begin DATASET

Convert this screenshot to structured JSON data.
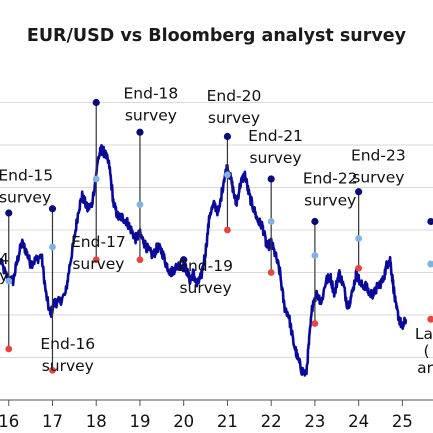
{
  "chart_data": {
    "type": "line",
    "title": "EUR/USD vs Bloomberg analyst survey",
    "xlabel": "",
    "ylabel": "",
    "x_ticks": [
      "16",
      "17",
      "18",
      "19",
      "20",
      "21",
      "22",
      "23",
      "24",
      "25"
    ],
    "xlim": [
      2015.8,
      2025.7
    ],
    "ylim": [
      0.95,
      1.35
    ],
    "grid": true,
    "legend": "none",
    "colors": {
      "line": "#0a0a9a",
      "survey_stem": "#333333",
      "median_marker": "#0a0a7a",
      "min_marker": "#e8453c",
      "max_marker": "#7fb2e5",
      "grid": "#d9d9d9"
    },
    "series": [
      {
        "points": [
          [
            2015.8,
            1.115
          ],
          [
            2015.95,
            1.095
          ],
          [
            2016.1,
            1.09
          ],
          [
            2016.2,
            1.115
          ],
          [
            2016.3,
            1.135
          ],
          [
            2016.4,
            1.125
          ],
          [
            2016.5,
            1.11
          ],
          [
            2016.62,
            1.115
          ],
          [
            2016.75,
            1.12
          ],
          [
            2016.85,
            1.075
          ],
          [
            2016.95,
            1.05
          ],
          [
            2017.05,
            1.065
          ],
          [
            2017.15,
            1.065
          ],
          [
            2017.3,
            1.075
          ],
          [
            2017.4,
            1.11
          ],
          [
            2017.5,
            1.14
          ],
          [
            2017.6,
            1.175
          ],
          [
            2017.68,
            1.19
          ],
          [
            2017.8,
            1.175
          ],
          [
            2017.9,
            1.18
          ],
          [
            2018.05,
            1.235
          ],
          [
            2018.12,
            1.245
          ],
          [
            2018.2,
            1.24
          ],
          [
            2018.3,
            1.225
          ],
          [
            2018.4,
            1.18
          ],
          [
            2018.5,
            1.165
          ],
          [
            2018.6,
            1.165
          ],
          [
            2018.7,
            1.16
          ],
          [
            2018.8,
            1.15
          ],
          [
            2018.9,
            1.14
          ],
          [
            2019.0,
            1.145
          ],
          [
            2019.1,
            1.135
          ],
          [
            2019.2,
            1.125
          ],
          [
            2019.3,
            1.12
          ],
          [
            2019.4,
            1.13
          ],
          [
            2019.5,
            1.125
          ],
          [
            2019.6,
            1.11
          ],
          [
            2019.7,
            1.1
          ],
          [
            2019.8,
            1.105
          ],
          [
            2019.92,
            1.11
          ],
          [
            2020.05,
            1.105
          ],
          [
            2020.15,
            1.09
          ],
          [
            2020.22,
            1.1
          ],
          [
            2020.3,
            1.085
          ],
          [
            2020.4,
            1.095
          ],
          [
            2020.5,
            1.125
          ],
          [
            2020.6,
            1.17
          ],
          [
            2020.7,
            1.18
          ],
          [
            2020.8,
            1.17
          ],
          [
            2020.92,
            1.21
          ],
          [
            2021.0,
            1.225
          ],
          [
            2021.1,
            1.205
          ],
          [
            2021.2,
            1.18
          ],
          [
            2021.3,
            1.205
          ],
          [
            2021.4,
            1.215
          ],
          [
            2021.5,
            1.19
          ],
          [
            2021.6,
            1.175
          ],
          [
            2021.7,
            1.16
          ],
          [
            2021.8,
            1.155
          ],
          [
            2021.9,
            1.13
          ],
          [
            2022.0,
            1.135
          ],
          [
            2022.1,
            1.12
          ],
          [
            2022.2,
            1.1
          ],
          [
            2022.3,
            1.06
          ],
          [
            2022.4,
            1.05
          ],
          [
            2022.5,
            1.02
          ],
          [
            2022.6,
            1.0
          ],
          [
            2022.7,
            0.985
          ],
          [
            2022.8,
            0.98
          ],
          [
            2022.87,
            1.02
          ],
          [
            2022.95,
            1.065
          ],
          [
            2023.05,
            1.075
          ],
          [
            2023.15,
            1.065
          ],
          [
            2023.25,
            1.09
          ],
          [
            2023.35,
            1.095
          ],
          [
            2023.45,
            1.075
          ],
          [
            2023.55,
            1.1
          ],
          [
            2023.65,
            1.085
          ],
          [
            2023.75,
            1.06
          ],
          [
            2023.85,
            1.075
          ],
          [
            2023.95,
            1.1
          ],
          [
            2024.05,
            1.085
          ],
          [
            2024.15,
            1.085
          ],
          [
            2024.25,
            1.075
          ],
          [
            2024.35,
            1.075
          ],
          [
            2024.45,
            1.085
          ],
          [
            2024.55,
            1.09
          ],
          [
            2024.65,
            1.11
          ],
          [
            2024.72,
            1.115
          ],
          [
            2024.78,
            1.09
          ],
          [
            2024.85,
            1.06
          ],
          [
            2024.93,
            1.045
          ],
          [
            2025.0,
            1.035
          ],
          [
            2025.08,
            1.045
          ]
        ]
      }
    ],
    "surveys": [
      {
        "label_line1": "End-15",
        "label_line2": "survey",
        "x": 2016.0,
        "min": 1.01,
        "median": 1.17,
        "max": 1.09,
        "label_x": 2015.78,
        "label_y": 1.208
      },
      {
        "label_line1": "End-16",
        "label_line2": "survey",
        "x": 2017.0,
        "min": 0.985,
        "median": 1.175,
        "max": 1.13,
        "label_x": 2017.35,
        "label_y": 1.01
      },
      {
        "label_line1": "End-17",
        "label_line2": "survey",
        "x": 2018.0,
        "min": 1.115,
        "median": 1.3,
        "max": 1.21,
        "label_x": 2018.05,
        "label_y": 1.13
      },
      {
        "label_line1": "End-18",
        "label_line2": "survey",
        "x": 2019.0,
        "min": 1.115,
        "median": 1.265,
        "max": 1.18,
        "label_x": 2019.25,
        "label_y": 1.305
      },
      {
        "label_line1": "End-19",
        "label_line2": "survey",
        "x": 2020.0,
        "min": 1.115,
        "median": 1.115,
        "max": 1.115,
        "label_x": 2020.5,
        "label_y": 1.102
      },
      {
        "label_line1": "End-20",
        "label_line2": "survey",
        "x": 2021.0,
        "min": 1.15,
        "median": 1.26,
        "max": 1.215,
        "label_x": 2021.15,
        "label_y": 1.302
      },
      {
        "label_line1": "End-21",
        "label_line2": "survey",
        "x": 2022.0,
        "min": 1.1,
        "median": 1.21,
        "max": 1.16,
        "label_x": 2022.1,
        "label_y": 1.255
      },
      {
        "label_line1": "End-22",
        "label_line2": "survey",
        "x": 2023.0,
        "min": 1.04,
        "median": 1.16,
        "max": 1.12,
        "label_x": 2023.35,
        "label_y": 1.205
      },
      {
        "label_line1": "End-23",
        "label_line2": "survey",
        "x": 2024.0,
        "min": 1.105,
        "median": 1.195,
        "max": 1.14,
        "label_x": 2024.45,
        "label_y": 1.232
      }
    ],
    "edge_markers": [
      {
        "x": 2025.65,
        "y": 1.16,
        "kind": "median"
      },
      {
        "x": 2025.65,
        "y": 1.11,
        "kind": "max"
      },
      {
        "x": 2025.65,
        "y": 1.045,
        "kind": "min"
      }
    ],
    "cropped_text": [
      {
        "text": "4",
        "x": 2015.78,
        "y": 1.11,
        "anchor": "start"
      },
      {
        "text": "y",
        "x": 2015.78,
        "y": 1.09,
        "anchor": "start"
      },
      {
        "text": "La",
        "x": 2025.7,
        "y": 1.022,
        "anchor": "end"
      },
      {
        "text": "(",
        "x": 2025.62,
        "y": 1.002,
        "anchor": "end"
      },
      {
        "text": "ar",
        "x": 2025.7,
        "y": 0.982,
        "anchor": "end"
      }
    ]
  }
}
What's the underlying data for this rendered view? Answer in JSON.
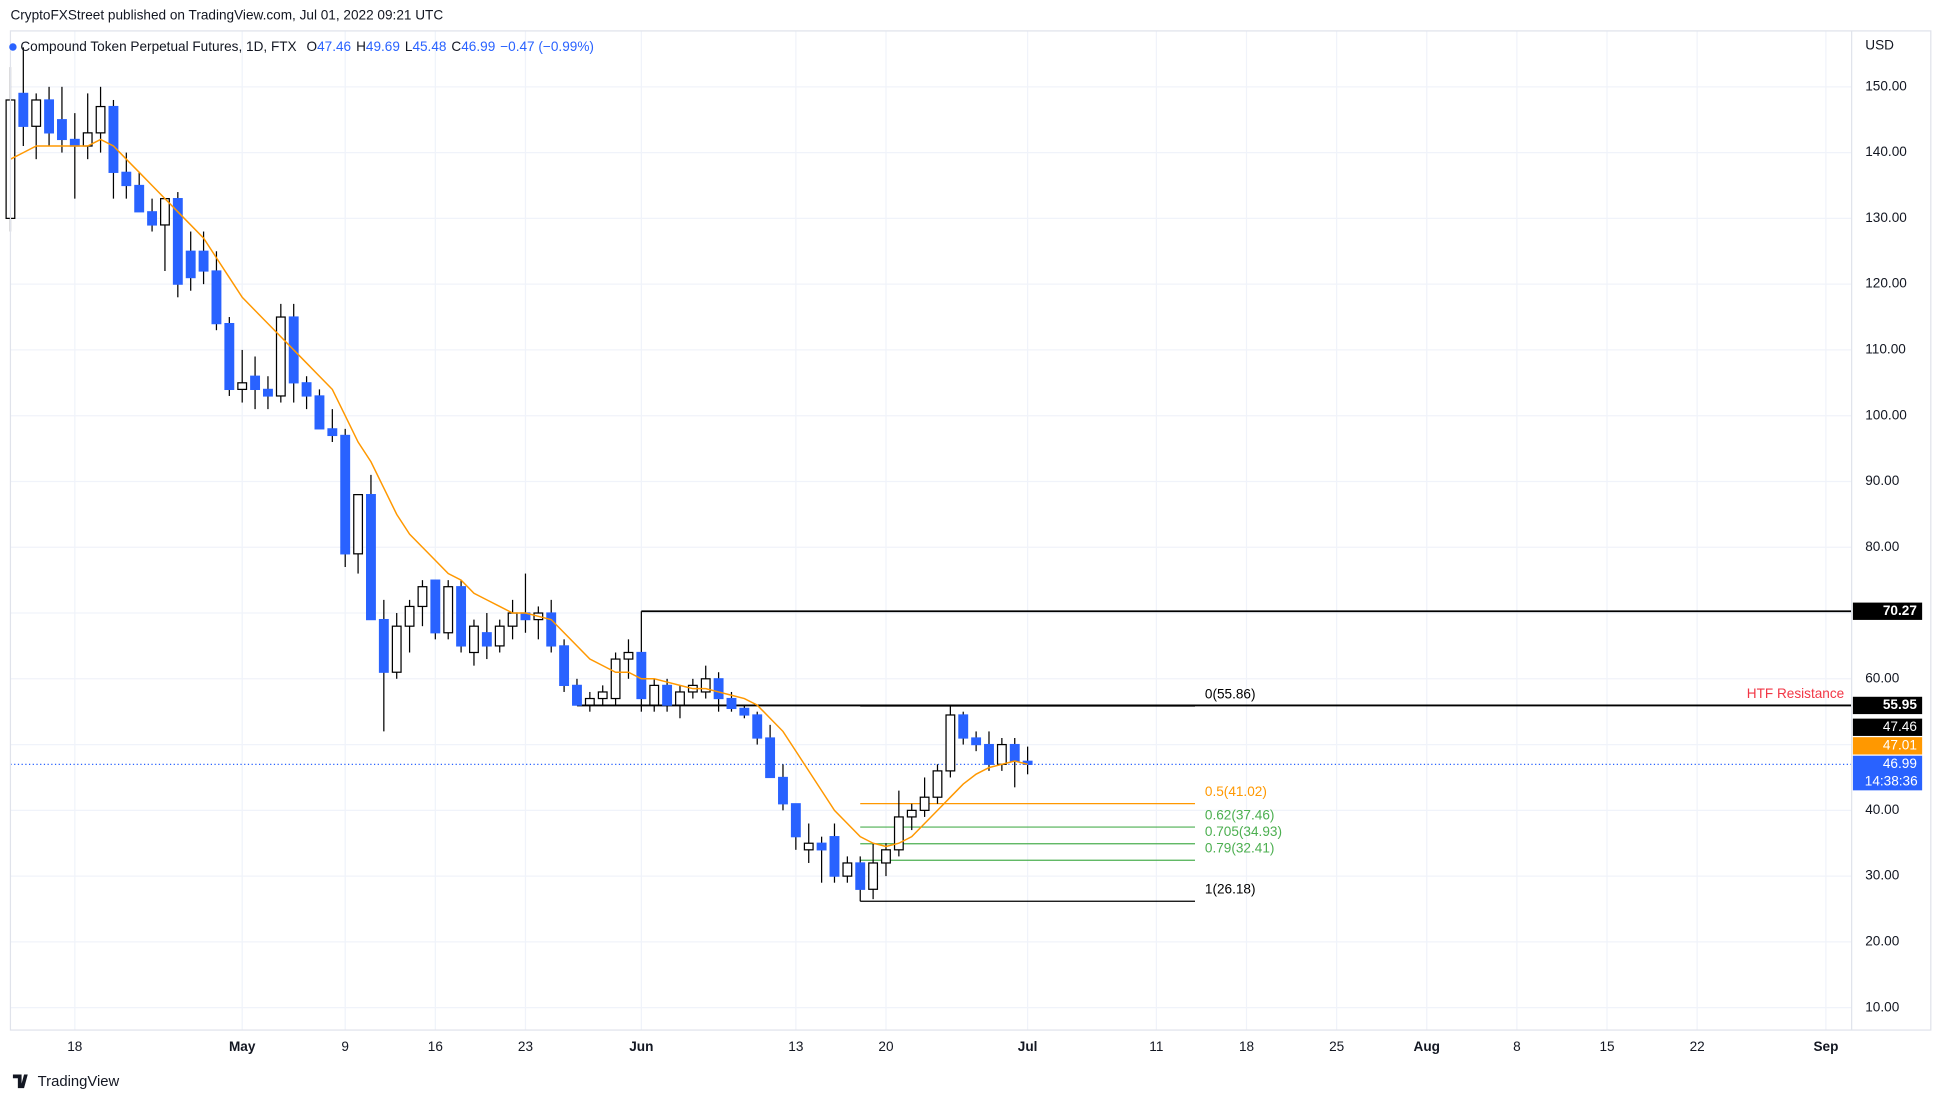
{
  "chart_data": {
    "type": "candlestick",
    "published": "CryptoFXStreet published on TradingView.com, Jul 01, 2022 09:21 UTC",
    "title": "Compound Token Perpetual Futures, 1D, FTX",
    "ohlc_legend": [
      {
        "label": "O",
        "value": 47.46
      },
      {
        "label": "H",
        "value": 49.69
      },
      {
        "label": "L",
        "value": 45.48
      },
      {
        "label": "C",
        "value": 46.99
      }
    ],
    "change": "−0.47 (−0.99%)",
    "currency": "USD",
    "footer": "TradingView",
    "up_color": "#ffffff",
    "down_color": "#2962ff",
    "wick_color": "#000000",
    "x": [
      "2022-04-13",
      "2022-04-14",
      "2022-04-15",
      "2022-04-16",
      "2022-04-17",
      "2022-04-18",
      "2022-04-19",
      "2022-04-20",
      "2022-04-21",
      "2022-04-22",
      "2022-04-23",
      "2022-04-24",
      "2022-04-25",
      "2022-04-26",
      "2022-04-27",
      "2022-04-28",
      "2022-04-29",
      "2022-04-30",
      "2022-05-01",
      "2022-05-02",
      "2022-05-03",
      "2022-05-04",
      "2022-05-05",
      "2022-05-06",
      "2022-05-07",
      "2022-05-08",
      "2022-05-09",
      "2022-05-10",
      "2022-05-11",
      "2022-05-12",
      "2022-05-13",
      "2022-05-14",
      "2022-05-15",
      "2022-05-16",
      "2022-05-17",
      "2022-05-18",
      "2022-05-19",
      "2022-05-20",
      "2022-05-21",
      "2022-05-22",
      "2022-05-23",
      "2022-05-24",
      "2022-05-25",
      "2022-05-26",
      "2022-05-27",
      "2022-05-28",
      "2022-05-29",
      "2022-05-30",
      "2022-05-31",
      "2022-06-01",
      "2022-06-02",
      "2022-06-03",
      "2022-06-04",
      "2022-06-05",
      "2022-06-06",
      "2022-06-07",
      "2022-06-08",
      "2022-06-09",
      "2022-06-10",
      "2022-06-11",
      "2022-06-12",
      "2022-06-13",
      "2022-06-14",
      "2022-06-15",
      "2022-06-16",
      "2022-06-17",
      "2022-06-18",
      "2022-06-19",
      "2022-06-20",
      "2022-06-21",
      "2022-06-22",
      "2022-06-23",
      "2022-06-24",
      "2022-06-25",
      "2022-06-26",
      "2022-06-27",
      "2022-06-28",
      "2022-06-29",
      "2022-06-30",
      "2022-07-01"
    ],
    "open": [
      130,
      149,
      144,
      148,
      145,
      142,
      141,
      143,
      147,
      137,
      135,
      131,
      129,
      133,
      125,
      125,
      122,
      114,
      104,
      106,
      104,
      103,
      115,
      105,
      103,
      98,
      97,
      79,
      88,
      69,
      61,
      68,
      71,
      75,
      67,
      74,
      64,
      67,
      65,
      68,
      70,
      69,
      70,
      65,
      59,
      56,
      57,
      57,
      63,
      64,
      56,
      59,
      56,
      58,
      58,
      60,
      57,
      55.5,
      54.5,
      51,
      45,
      41,
      34,
      35,
      36,
      30,
      32,
      28,
      32,
      34,
      39,
      40,
      42,
      46,
      54.5,
      51,
      50,
      47,
      50,
      47.46
    ],
    "high": [
      153,
      156,
      149,
      150,
      150,
      146,
      149,
      150,
      148,
      140,
      137,
      133,
      133,
      134,
      128,
      128,
      125,
      115,
      110,
      109,
      106,
      117,
      117,
      106,
      104,
      101,
      98,
      88,
      91,
      72,
      70,
      72,
      75,
      75,
      75,
      75,
      69,
      70,
      69,
      72,
      76,
      71,
      72,
      66,
      60,
      58,
      59,
      64,
      66,
      70.27,
      60,
      60,
      59,
      60,
      62,
      61,
      58,
      56,
      55,
      53,
      47,
      41,
      38,
      36,
      38,
      33,
      33,
      35,
      35,
      43,
      41,
      45,
      47,
      55.86,
      55,
      52,
      52,
      51,
      51,
      49.69
    ],
    "low": [
      128,
      141,
      139,
      141,
      140,
      133,
      139,
      140,
      133,
      133,
      131,
      128,
      122,
      118,
      119,
      120,
      113,
      103,
      102,
      101,
      101,
      102,
      102,
      101,
      98,
      96,
      77,
      76,
      69,
      52,
      60,
      64,
      68,
      66,
      66,
      64,
      62,
      63,
      64,
      66,
      67,
      66,
      64,
      58,
      56,
      55,
      56,
      56,
      60,
      55,
      55,
      55,
      54,
      57,
      57,
      55,
      55,
      54,
      50,
      45,
      40,
      34,
      32,
      29,
      29,
      29,
      26.18,
      26.5,
      30,
      33,
      37,
      39,
      41,
      45,
      50,
      49,
      46,
      46,
      43.5,
      45.48
    ],
    "close": [
      148,
      144,
      148,
      143,
      142,
      141,
      143,
      147,
      137,
      135,
      131,
      129,
      133,
      120,
      121,
      122,
      114,
      104,
      105,
      104,
      103,
      115,
      105,
      103,
      98,
      97,
      79,
      88,
      69,
      61,
      68,
      71,
      74,
      67,
      74,
      65,
      68,
      65,
      68,
      70,
      69,
      70,
      65,
      59,
      56,
      57,
      58,
      63,
      64,
      57,
      59,
      56,
      58,
      59,
      60,
      57,
      55.5,
      54.5,
      51,
      45,
      41,
      36,
      35,
      34,
      30,
      32,
      28,
      32,
      34,
      39,
      40,
      42,
      46,
      54.5,
      51,
      50,
      47,
      50,
      47.46,
      46.99
    ],
    "moving_average": {
      "color": "#ff9800",
      "values": [
        139,
        140,
        141,
        141,
        141,
        141,
        141,
        142,
        141,
        139,
        137,
        135,
        133,
        131,
        129,
        127,
        124,
        121,
        118,
        116,
        114,
        112,
        110,
        108,
        106,
        104,
        100,
        96,
        93,
        89,
        85,
        82,
        80,
        78,
        76,
        75,
        73,
        72,
        71,
        70,
        70,
        69.5,
        69,
        67,
        65,
        63,
        62,
        61,
        61,
        60,
        60,
        59.5,
        59,
        58.5,
        58.5,
        58,
        57.5,
        57,
        56,
        54,
        52,
        49,
        46,
        43,
        40,
        38,
        36,
        35,
        34.5,
        35,
        36,
        38,
        40,
        42,
        44,
        45.5,
        46.5,
        47,
        47.5,
        47.01
      ]
    },
    "xlim": [
      "2022-04-13",
      "2022-09-03"
    ],
    "xticks": [
      {
        "value": "2022-04-18",
        "label": "18"
      },
      {
        "value": "2022-05-01",
        "label": "May"
      },
      {
        "value": "2022-05-09",
        "label": "9"
      },
      {
        "value": "2022-05-16",
        "label": "16"
      },
      {
        "value": "2022-05-23",
        "label": "23"
      },
      {
        "value": "2022-06-01",
        "label": "Jun"
      },
      {
        "value": "2022-06-13",
        "label": "13"
      },
      {
        "value": "2022-06-20",
        "label": "20"
      },
      {
        "value": "2022-07-01",
        "label": "Jul"
      },
      {
        "value": "2022-07-11",
        "label": "11"
      },
      {
        "value": "2022-07-18",
        "label": "18"
      },
      {
        "value": "2022-07-25",
        "label": "25"
      },
      {
        "value": "2022-08-01",
        "label": "Aug"
      },
      {
        "value": "2022-08-08",
        "label": "8"
      },
      {
        "value": "2022-08-15",
        "label": "15"
      },
      {
        "value": "2022-08-22",
        "label": "22"
      },
      {
        "value": "2022-09-01",
        "label": "Sep"
      }
    ],
    "ylim": [
      6.6,
      158.5
    ],
    "yticks": [
      {
        "value": 10,
        "label": "10.00"
      },
      {
        "value": 20,
        "label": "20.00"
      },
      {
        "value": 30,
        "label": "30.00"
      },
      {
        "value": 40,
        "label": "40.00"
      },
      {
        "value": 50,
        "label": "50.00"
      },
      {
        "value": 60,
        "label": "60.00"
      },
      {
        "value": 70,
        "label": "70.00"
      },
      {
        "value": 80,
        "label": "80.00"
      },
      {
        "value": 90,
        "label": "90.00"
      },
      {
        "value": 100,
        "label": "100.00"
      },
      {
        "value": 110,
        "label": "110.00"
      },
      {
        "value": 120,
        "label": "120.00"
      },
      {
        "value": 130,
        "label": "130.00"
      },
      {
        "value": 140,
        "label": "140.00"
      },
      {
        "value": 150,
        "label": "150.00"
      }
    ],
    "grid": true,
    "horizontal_lines": [
      {
        "value": 70.27,
        "from": "2022-06-01"
      },
      {
        "value": 55.95,
        "from": "2022-05-27",
        "annotation": "HTF Resistance",
        "annotation_color": "#f23645"
      }
    ],
    "fibonacci": {
      "from": "2022-06-18",
      "to": "2022-07-14",
      "levels": [
        {
          "value": 55.86,
          "label": "0(55.86)",
          "color": "#000000"
        },
        {
          "value": 41.02,
          "label": "0.5(41.02)",
          "color": "#ff9800"
        },
        {
          "value": 37.46,
          "label": "0.62(37.46)",
          "color": "#4caf50"
        },
        {
          "value": 34.93,
          "label": "0.705(34.93)",
          "color": "#4caf50"
        },
        {
          "value": 32.41,
          "label": "0.79(32.41)",
          "color": "#4caf50"
        },
        {
          "value": 26.18,
          "label": "1(26.18)",
          "color": "#000000"
        }
      ]
    },
    "axis_tags": [
      {
        "value": 46.99,
        "color": "#2962ff",
        "countdown": "14:38:36"
      },
      {
        "value": 47.01,
        "color": "#ff9800"
      },
      {
        "value": 47.46,
        "color": "#000000"
      }
    ]
  }
}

end DATASET

Search the data for the string "from" and copy each line where it appears.

        "from": "2022-06-01"
        "from": "2022-05-27",
      "from": "2022-06-18",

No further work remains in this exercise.